_TASK TO COMPLETE:_
In the entries that follow, how many lines contain the word "бюджетным"? Answer with the number only.

Stored dataset items

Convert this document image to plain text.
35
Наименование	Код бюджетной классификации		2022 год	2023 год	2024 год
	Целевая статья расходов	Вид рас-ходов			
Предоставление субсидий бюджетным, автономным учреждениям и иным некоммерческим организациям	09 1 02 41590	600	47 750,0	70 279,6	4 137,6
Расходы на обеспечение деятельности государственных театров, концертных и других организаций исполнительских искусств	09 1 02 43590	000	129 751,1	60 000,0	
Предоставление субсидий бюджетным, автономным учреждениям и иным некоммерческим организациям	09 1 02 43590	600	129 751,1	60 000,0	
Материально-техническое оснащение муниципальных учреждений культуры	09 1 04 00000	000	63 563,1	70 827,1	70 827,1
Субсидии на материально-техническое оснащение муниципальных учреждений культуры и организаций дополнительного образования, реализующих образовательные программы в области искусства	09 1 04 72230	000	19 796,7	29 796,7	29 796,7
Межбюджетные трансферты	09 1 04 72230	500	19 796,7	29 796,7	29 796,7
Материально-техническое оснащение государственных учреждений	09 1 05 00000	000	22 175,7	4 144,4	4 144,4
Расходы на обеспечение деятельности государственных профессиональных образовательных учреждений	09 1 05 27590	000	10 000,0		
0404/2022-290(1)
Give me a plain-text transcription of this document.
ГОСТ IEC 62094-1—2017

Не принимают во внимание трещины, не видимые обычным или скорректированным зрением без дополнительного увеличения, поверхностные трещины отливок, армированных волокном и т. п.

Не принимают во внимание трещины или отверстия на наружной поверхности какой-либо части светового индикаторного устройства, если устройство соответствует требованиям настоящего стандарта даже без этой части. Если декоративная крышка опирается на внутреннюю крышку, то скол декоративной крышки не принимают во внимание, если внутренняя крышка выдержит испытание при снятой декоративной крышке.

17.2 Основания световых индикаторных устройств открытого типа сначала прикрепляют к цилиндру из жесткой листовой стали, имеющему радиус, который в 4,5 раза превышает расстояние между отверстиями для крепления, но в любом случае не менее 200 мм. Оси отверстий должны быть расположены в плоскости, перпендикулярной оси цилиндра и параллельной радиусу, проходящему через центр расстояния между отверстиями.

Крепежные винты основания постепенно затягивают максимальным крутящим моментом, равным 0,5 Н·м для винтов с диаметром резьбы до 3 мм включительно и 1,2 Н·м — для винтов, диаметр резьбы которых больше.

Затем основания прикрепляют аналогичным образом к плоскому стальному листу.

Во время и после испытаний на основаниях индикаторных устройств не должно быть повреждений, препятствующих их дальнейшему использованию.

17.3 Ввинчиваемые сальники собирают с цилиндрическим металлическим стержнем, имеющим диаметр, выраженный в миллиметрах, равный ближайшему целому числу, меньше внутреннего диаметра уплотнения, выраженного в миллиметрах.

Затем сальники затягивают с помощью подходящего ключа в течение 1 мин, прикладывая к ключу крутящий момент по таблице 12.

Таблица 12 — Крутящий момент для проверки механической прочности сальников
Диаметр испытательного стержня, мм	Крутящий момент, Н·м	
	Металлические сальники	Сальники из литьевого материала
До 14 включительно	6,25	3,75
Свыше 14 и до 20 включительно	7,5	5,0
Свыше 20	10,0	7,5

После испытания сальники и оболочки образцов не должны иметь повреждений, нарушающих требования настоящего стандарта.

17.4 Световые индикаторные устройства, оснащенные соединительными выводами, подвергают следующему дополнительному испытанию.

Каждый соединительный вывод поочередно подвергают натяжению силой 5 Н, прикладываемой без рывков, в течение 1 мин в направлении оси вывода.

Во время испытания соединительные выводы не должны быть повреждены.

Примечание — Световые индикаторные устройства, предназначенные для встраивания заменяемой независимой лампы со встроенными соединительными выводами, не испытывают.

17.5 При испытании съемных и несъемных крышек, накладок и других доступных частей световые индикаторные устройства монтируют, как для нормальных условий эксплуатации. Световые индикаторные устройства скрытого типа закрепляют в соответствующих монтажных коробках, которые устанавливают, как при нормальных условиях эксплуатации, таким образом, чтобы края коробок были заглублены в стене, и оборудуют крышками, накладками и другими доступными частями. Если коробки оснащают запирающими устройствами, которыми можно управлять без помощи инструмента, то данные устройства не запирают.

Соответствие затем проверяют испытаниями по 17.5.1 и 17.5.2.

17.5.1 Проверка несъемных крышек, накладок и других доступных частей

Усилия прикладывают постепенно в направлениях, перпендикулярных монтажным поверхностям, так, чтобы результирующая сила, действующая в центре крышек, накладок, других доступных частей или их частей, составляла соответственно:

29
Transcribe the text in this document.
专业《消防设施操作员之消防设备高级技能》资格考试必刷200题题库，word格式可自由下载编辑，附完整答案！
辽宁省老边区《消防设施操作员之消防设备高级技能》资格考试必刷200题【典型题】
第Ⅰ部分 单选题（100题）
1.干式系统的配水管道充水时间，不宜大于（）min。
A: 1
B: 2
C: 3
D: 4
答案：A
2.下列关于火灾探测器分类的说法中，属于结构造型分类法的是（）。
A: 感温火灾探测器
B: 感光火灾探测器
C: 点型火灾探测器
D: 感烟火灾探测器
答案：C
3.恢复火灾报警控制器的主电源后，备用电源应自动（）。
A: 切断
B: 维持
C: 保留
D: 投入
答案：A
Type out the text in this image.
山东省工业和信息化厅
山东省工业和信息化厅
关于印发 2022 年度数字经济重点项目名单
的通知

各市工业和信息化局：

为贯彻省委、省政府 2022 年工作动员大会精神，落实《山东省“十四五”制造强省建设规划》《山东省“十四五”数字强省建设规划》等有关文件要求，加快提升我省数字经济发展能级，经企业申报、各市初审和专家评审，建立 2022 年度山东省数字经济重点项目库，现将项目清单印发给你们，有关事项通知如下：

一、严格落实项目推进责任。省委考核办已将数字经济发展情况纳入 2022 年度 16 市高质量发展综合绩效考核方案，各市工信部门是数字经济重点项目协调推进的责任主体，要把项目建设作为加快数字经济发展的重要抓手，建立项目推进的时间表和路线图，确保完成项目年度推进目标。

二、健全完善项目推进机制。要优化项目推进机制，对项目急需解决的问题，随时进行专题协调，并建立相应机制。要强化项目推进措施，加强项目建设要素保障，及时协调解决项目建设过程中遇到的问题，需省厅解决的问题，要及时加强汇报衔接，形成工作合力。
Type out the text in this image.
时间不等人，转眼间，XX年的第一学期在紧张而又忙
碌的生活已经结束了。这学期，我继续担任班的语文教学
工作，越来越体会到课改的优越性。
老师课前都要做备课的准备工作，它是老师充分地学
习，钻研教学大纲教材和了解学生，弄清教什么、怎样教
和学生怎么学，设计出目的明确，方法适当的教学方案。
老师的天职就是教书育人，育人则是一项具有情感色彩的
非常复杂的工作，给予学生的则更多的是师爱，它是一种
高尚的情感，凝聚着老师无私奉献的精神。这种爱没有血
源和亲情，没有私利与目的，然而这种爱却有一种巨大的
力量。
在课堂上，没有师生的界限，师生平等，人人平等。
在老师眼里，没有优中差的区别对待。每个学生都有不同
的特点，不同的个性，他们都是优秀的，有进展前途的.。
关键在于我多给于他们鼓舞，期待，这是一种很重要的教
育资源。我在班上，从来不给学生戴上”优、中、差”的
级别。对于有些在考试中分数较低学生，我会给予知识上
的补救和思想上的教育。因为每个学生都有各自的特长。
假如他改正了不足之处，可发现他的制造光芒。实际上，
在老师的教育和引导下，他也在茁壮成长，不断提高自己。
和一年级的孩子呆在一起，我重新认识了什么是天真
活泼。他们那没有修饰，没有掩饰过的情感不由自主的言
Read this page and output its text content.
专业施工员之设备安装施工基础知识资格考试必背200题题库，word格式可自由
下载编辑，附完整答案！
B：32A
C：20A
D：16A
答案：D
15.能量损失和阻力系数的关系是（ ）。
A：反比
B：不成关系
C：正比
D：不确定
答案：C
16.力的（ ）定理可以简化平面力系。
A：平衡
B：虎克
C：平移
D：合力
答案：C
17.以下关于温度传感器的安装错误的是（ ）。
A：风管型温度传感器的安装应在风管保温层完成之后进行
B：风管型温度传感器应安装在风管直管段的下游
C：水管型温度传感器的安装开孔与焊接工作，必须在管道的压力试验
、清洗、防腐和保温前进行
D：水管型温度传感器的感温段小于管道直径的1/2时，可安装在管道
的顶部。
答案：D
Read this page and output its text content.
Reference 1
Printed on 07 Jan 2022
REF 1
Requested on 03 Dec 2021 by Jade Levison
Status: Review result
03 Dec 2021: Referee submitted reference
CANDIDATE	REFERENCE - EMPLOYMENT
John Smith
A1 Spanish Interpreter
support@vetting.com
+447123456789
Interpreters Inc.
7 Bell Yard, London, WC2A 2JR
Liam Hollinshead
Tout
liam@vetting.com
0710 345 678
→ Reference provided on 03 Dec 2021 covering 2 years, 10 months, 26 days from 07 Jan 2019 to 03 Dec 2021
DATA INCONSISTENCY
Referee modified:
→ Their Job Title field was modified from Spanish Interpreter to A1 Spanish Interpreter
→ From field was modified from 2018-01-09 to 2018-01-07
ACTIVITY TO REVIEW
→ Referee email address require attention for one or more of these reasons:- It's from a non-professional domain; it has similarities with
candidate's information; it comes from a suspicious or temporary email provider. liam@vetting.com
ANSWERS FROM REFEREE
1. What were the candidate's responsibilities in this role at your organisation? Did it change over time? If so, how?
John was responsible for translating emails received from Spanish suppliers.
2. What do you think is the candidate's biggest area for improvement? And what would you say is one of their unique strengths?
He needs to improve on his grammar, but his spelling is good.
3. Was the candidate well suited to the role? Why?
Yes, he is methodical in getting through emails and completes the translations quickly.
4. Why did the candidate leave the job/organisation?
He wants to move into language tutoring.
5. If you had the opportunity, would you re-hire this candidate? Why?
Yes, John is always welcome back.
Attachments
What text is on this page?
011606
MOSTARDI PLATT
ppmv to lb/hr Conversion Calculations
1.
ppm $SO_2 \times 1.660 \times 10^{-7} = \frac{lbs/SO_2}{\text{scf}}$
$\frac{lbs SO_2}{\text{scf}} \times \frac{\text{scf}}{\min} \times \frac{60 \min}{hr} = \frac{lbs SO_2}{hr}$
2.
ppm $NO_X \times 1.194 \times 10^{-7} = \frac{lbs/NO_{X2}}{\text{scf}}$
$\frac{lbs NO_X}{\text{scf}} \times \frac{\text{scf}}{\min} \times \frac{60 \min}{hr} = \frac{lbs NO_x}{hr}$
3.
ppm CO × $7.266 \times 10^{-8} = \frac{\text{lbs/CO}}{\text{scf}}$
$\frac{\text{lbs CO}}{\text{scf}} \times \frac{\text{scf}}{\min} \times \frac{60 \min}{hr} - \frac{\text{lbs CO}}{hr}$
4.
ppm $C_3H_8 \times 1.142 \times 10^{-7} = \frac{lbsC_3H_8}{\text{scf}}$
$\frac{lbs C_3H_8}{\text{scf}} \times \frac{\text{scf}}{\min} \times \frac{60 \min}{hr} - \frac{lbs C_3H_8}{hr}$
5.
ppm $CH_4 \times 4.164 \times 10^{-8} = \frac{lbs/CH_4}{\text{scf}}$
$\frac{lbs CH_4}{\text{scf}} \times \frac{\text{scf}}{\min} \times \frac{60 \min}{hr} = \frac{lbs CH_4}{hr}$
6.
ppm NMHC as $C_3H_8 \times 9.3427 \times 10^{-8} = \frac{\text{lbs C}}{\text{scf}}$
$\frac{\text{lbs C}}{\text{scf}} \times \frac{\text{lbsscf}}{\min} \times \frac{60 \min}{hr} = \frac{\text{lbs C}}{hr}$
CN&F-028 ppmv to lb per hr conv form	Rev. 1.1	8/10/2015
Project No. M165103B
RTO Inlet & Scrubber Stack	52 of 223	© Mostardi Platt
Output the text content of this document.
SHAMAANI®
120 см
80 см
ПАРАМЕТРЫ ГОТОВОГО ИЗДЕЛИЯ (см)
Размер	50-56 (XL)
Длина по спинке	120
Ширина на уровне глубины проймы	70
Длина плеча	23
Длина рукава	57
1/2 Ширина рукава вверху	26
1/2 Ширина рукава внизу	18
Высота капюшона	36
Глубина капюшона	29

_RESULT:_
2